## SET PROBLEM
Your task is to retype each line of the data below exactly.

[Data excerpts]
┌──
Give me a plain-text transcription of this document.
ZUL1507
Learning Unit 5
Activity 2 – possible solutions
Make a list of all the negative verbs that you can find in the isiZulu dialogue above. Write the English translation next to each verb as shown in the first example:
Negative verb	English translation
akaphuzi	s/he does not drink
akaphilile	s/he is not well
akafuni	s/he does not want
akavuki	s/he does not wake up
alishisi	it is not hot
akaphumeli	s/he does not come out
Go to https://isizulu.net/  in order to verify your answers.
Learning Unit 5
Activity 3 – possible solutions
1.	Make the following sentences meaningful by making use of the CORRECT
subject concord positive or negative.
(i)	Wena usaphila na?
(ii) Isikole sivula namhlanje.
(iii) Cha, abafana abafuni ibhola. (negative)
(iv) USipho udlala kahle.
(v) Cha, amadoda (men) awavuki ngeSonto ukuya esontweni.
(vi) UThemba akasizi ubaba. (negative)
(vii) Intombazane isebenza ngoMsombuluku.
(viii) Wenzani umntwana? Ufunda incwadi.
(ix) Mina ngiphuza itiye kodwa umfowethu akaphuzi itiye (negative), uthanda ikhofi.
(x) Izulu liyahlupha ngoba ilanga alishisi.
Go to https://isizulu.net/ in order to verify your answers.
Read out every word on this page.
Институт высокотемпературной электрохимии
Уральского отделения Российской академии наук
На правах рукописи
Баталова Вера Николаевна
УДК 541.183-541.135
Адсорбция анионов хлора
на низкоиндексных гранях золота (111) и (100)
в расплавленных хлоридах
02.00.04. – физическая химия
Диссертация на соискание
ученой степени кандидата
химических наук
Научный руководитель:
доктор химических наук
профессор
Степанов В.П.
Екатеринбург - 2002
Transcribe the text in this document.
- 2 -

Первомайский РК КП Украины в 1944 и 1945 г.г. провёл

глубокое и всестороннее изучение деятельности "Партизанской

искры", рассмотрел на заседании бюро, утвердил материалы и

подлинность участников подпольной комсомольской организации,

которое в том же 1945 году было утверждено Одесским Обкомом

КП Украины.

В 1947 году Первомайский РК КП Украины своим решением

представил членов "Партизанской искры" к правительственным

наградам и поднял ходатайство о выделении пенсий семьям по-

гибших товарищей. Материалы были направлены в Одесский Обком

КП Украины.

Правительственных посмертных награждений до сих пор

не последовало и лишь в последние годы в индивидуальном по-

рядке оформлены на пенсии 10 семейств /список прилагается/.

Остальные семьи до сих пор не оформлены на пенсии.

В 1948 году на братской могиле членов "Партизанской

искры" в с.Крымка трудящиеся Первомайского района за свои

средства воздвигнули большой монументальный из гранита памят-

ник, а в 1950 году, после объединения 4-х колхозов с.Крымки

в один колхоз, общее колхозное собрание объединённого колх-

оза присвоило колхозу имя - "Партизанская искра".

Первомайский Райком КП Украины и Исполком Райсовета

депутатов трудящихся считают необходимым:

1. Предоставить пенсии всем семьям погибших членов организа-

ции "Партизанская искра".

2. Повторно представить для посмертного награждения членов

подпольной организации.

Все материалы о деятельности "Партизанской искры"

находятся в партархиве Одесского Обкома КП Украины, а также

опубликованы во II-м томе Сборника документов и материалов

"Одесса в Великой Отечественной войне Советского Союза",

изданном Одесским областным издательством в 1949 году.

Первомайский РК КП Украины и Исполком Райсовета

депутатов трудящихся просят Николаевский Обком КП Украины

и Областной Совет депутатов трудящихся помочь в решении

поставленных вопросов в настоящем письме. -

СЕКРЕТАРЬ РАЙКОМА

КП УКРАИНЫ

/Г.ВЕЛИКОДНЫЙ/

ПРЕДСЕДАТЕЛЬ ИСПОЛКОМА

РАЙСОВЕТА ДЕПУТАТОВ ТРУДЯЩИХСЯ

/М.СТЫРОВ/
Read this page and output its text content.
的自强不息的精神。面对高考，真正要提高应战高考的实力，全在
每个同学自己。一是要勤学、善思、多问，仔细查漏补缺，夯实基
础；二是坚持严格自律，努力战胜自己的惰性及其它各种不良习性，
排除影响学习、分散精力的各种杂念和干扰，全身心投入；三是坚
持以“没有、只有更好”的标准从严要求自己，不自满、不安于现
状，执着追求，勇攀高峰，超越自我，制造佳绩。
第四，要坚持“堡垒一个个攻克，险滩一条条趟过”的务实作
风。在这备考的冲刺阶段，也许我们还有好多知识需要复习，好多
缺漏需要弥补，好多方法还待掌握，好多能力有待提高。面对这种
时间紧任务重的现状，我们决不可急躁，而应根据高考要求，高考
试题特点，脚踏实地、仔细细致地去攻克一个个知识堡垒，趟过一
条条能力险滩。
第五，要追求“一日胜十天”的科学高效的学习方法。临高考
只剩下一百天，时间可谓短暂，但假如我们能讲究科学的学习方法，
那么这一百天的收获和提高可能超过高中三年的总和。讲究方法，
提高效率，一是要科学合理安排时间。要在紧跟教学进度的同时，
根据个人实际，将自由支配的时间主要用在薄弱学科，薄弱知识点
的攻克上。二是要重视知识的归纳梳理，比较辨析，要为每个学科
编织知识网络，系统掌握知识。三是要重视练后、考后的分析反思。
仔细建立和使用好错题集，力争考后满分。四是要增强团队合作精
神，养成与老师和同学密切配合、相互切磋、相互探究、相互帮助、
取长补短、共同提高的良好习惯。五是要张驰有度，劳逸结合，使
└──
## EXPECTED ANSWER
Give me a plain-text transcription of this document.
ZUL1507
Learning Unit 5
Activity 2 – possible solutions
Make a list of all the negative verbs that you can find in the isiZulu dialogue above. Write the English translation next to each verb as shown in the first example:
Negative verb	English translation
akaphuzi	s/he does not drink
akaphilile	s/he is not well
akafuni	s/he does not want
akavuki	s/he does not wake up
alishisi	it is not hot
akaphumeli	s/he does not come out
Go to https://isizulu.net/  in order to verify your answers.
Learning Unit 5
Activity 3 – possible solutions
1.	Make the following sentences meaningful by making use of the CORRECT
subject concord positive or negative.
(i)	Wena usaphila na?
(ii) Isikole sivula namhlanje.
(iii) Cha, abafana abafuni ibhola. (negative)
(iv) USipho udlala kahle.
(v) Cha, amadoda (men) awavuki ngeSonto ukuya esontweni.
(vi) UThemba akasizi ubaba. (negative)
(vii) Intombazane isebenza ngoMsombuluku.
(viii) Wenzani umntwana? Ufunda incwadi.
(ix) Mina ngiphuza itiye kodwa umfowethu akaphuzi itiye (negative), uthanda ikhofi.
(x) Izulu liyahlupha ngoba ilanga alishisi.
Go to https://isizulu.net/ in order to verify your answers.
Read out every word on this page.
Институт высокотемпературной электрохимии
Уральского отделения Российской академии наук
На правах рукописи
Баталова Вера Николаевна
УДК 541.183-541.135
Адсорбция анионов хлора
на низкоиндексных гранях золота (111) и (100)
в расплавленных хлоридах
02.00.04. – физическая химия
Диссертация на соискание
ученой степени кандидата
химических наук
Научный руководитель:
доктор химических наук
профессор
Степанов В.П.
Екатеринбург - 2002
Transcribe the text in this document.
- 2 -

Первомайский РК КП Украины в 1944 и 1945 г.г. провёл

глубокое и всестороннее изучение деятельности "Партизанской

искры", рассмотрел на заседании бюро, утвердил материалы и

подлинность участников подпольной комсомольской организации,

которое в том же 1945 году было утверждено Одесским Обкомом

КП Украины.

В 1947 году Первомайский РК КП Украины своим решением

представил членов "Партизанской искры" к правительственным

наградам и поднял ходатайство о выделении пенсий семьям по-

гибших товарищей. Материалы были направлены в Одесский Обком

КП Украины.

Правительственных посмертных награждений до сих пор

не последовало и лишь в последние годы в индивидуальном по-

рядке оформлены на пенсии 10 семейств /список прилагается/.

Остальные семьи до сих пор не оформлены на пенсии.

В 1948 году на братской могиле членов "Партизанской

искры" в с.Крымка трудящиеся Первомайского района за свои

средства воздвигнули большой монументальный из гранита памят-

ник, а в 1950 году, после объединения 4-х колхозов с.Крымки

в один колхоз, общее колхозное собрание объединённого колх-

оза присвоило колхозу имя - "Партизанская искра".

Первомайский Райком КП Украины и Исполком Райсовета

депутатов трудящихся считают необходимым:

1. Предоставить пенсии всем семьям погибших членов организа-

ции "Партизанская искра".

2. Повторно представить для посмертного награждения членов

подпольной организации.

Все материалы о деятельности "Партизанской искры"

находятся в партархиве Одесского Обкома КП Украины, а также

опубликованы во II-м томе Сборника документов и материалов

"Одесса в Великой Отечественной войне Советского Союза",

изданном Одесским областным издательством в 1949 году.

Первомайский РК КП Украины и Исполком Райсовета

депутатов трудящихся просят Николаевский Обком КП Украины

и Областной Совет депутатов трудящихся помочь в решении

поставленных вопросов в настоящем письме. -

СЕКРЕТАРЬ РАЙКОМА

КП УКРАИНЫ

/Г.ВЕЛИКОДНЫЙ/

ПРЕДСЕДАТЕЛЬ ИСПОЛКОМА

РАЙСОВЕТА ДЕПУТАТОВ ТРУДЯЩИХСЯ

/М.СТЫРОВ/
Read this page and output its text content.
的自强不息的精神。面对高考，真正要提高应战高考的实力，全在
每个同学自己。一是要勤学、善思、多问，仔细查漏补缺，夯实基
础；二是坚持严格自律，努力战胜自己的惰性及其它各种不良习性，
排除影响学习、分散精力的各种杂念和干扰，全身心投入；三是坚
持以“没有、只有更好”的标准从严要求自己，不自满、不安于现
状，执着追求，勇攀高峰，超越自我，制造佳绩。
第四，要坚持“堡垒一个个攻克，险滩一条条趟过”的务实作
风。在这备考的冲刺阶段，也许我们还有好多知识需要复习，好多
缺漏需要弥补，好多方法还待掌握，好多能力有待提高。面对这种
时间紧任务重的现状，我们决不可急躁，而应根据高考要求，高考
试题特点，脚踏实地、仔细细致地去攻克一个个知识堡垒，趟过一
条条能力险滩。
第五，要追求“一日胜十天”的科学高效的学习方法。临高考
只剩下一百天，时间可谓短暂，但假如我们能讲究科学的学习方法，
那么这一百天的收获和提高可能超过高中三年的总和。讲究方法，
提高效率，一是要科学合理安排时间。要在紧跟教学进度的同时，
根据个人实际，将自由支配的时间主要用在薄弱学科，薄弱知识点
的攻克上。二是要重视知识的归纳梳理，比较辨析，要为每个学科
编织知识网络，系统掌握知识。三是要重视练后、考后的分析反思。
仔细建立和使用好错题集，力争考后满分。四是要增强团队合作精
神，养成与老师和同学密切配合、相互切磋、相互探究、相互帮助、
取长补短、共同提高的良好习惯。五是要张驰有度，劳逸结合，使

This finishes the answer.